(Data records)
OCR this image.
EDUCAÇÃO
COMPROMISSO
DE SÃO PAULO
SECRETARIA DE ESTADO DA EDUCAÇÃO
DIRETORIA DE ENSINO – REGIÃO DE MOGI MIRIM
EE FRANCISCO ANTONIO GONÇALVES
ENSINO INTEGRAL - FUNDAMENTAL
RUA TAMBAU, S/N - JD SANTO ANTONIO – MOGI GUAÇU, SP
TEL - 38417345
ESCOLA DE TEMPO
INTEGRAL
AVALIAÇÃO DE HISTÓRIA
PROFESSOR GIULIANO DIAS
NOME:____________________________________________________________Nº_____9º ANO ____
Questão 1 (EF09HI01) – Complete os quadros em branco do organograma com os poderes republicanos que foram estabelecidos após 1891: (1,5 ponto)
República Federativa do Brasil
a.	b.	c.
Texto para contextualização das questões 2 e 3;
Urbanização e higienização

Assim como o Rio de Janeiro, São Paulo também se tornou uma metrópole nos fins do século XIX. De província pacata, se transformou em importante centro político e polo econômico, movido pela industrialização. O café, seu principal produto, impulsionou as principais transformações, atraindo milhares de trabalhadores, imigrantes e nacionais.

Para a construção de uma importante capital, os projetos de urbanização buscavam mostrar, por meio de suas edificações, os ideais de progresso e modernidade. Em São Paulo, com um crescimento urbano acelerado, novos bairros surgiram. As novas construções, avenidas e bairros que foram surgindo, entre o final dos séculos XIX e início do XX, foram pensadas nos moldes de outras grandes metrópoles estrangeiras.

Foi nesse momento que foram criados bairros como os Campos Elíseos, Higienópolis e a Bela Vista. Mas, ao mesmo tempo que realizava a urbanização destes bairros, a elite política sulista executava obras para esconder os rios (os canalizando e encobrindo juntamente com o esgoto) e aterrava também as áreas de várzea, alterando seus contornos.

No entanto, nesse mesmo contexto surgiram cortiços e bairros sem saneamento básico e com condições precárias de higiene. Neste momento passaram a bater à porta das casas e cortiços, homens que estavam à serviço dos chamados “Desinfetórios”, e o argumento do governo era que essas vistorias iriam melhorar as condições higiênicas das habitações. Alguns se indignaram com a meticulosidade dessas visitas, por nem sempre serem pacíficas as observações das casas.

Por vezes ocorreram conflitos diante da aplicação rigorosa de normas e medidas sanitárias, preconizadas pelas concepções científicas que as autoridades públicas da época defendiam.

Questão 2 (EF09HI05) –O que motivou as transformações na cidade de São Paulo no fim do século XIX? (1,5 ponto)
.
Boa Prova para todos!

== Set exercise ==
From the listing above, reproduce all the lines exactly.

== Response below ==
OCR this image.
EDUCAÇÃO
COMPROMISSO
DE SÃO PAULO
SECRETARIA DE ESTADO DA EDUCAÇÃO
DIRETORIA DE ENSINO – REGIÃO DE MOGI MIRIM
EE FRANCISCO ANTONIO GONÇALVES
ENSINO INTEGRAL - FUNDAMENTAL
RUA TAMBAU, S/N - JD SANTO ANTONIO – MOGI GUAÇU, SP
TEL - 38417345
ESCOLA DE TEMPO
INTEGRAL
AVALIAÇÃO DE HISTÓRIA
PROFESSOR GIULIANO DIAS
NOME:____________________________________________________________Nº_____9º ANO ____
Questão 1 (EF09HI01) – Complete os quadros em branco do organograma com os poderes republicanos que foram estabelecidos após 1891: (1,5 ponto)
República Federativa do Brasil
a.	b.	c.
Texto para contextualização das questões 2 e 3;
Urbanização e higienização

Assim como o Rio de Janeiro, São Paulo também se tornou uma metrópole nos fins do século XIX. De província pacata, se transformou em importante centro político e polo econômico, movido pela industrialização. O café, seu principal produto, impulsionou as principais transformações, atraindo milhares de trabalhadores, imigrantes e nacionais.

Para a construção de uma importante capital, os projetos de urbanização buscavam mostrar, por meio de suas edificações, os ideais de progresso e modernidade. Em São Paulo, com um crescimento urbano acelerado, novos bairros surgiram. As novas construções, avenidas e bairros que foram surgindo, entre o final dos séculos XIX e início do XX, foram pensadas nos moldes de outras grandes metrópoles estrangeiras.

Foi nesse momento que foram criados bairros como os Campos Elíseos, Higienópolis e a Bela Vista. Mas, ao mesmo tempo que realizava a urbanização destes bairros, a elite política sulista executava obras para esconder os rios (os canalizando e encobrindo juntamente com o esgoto) e aterrava também as áreas de várzea, alterando seus contornos.

No entanto, nesse mesmo contexto surgiram cortiços e bairros sem saneamento básico e com condições precárias de higiene. Neste momento passaram a bater à porta das casas e cortiços, homens que estavam à serviço dos chamados “Desinfetórios”, e o argumento do governo era que essas vistorias iriam melhorar as condições higiênicas das habitações. Alguns se indignaram com a meticulosidade dessas visitas, por nem sempre serem pacíficas as observações das casas.

Por vezes ocorreram conflitos diante da aplicação rigorosa de normas e medidas sanitárias, preconizadas pelas concepções científicas que as autoridades públicas da época defendiam.

Questão 2 (EF09HI05) –O que motivou as transformações na cidade de São Paulo no fim do século XIX? (1,5 ponto)
.
Boa Prova para todos!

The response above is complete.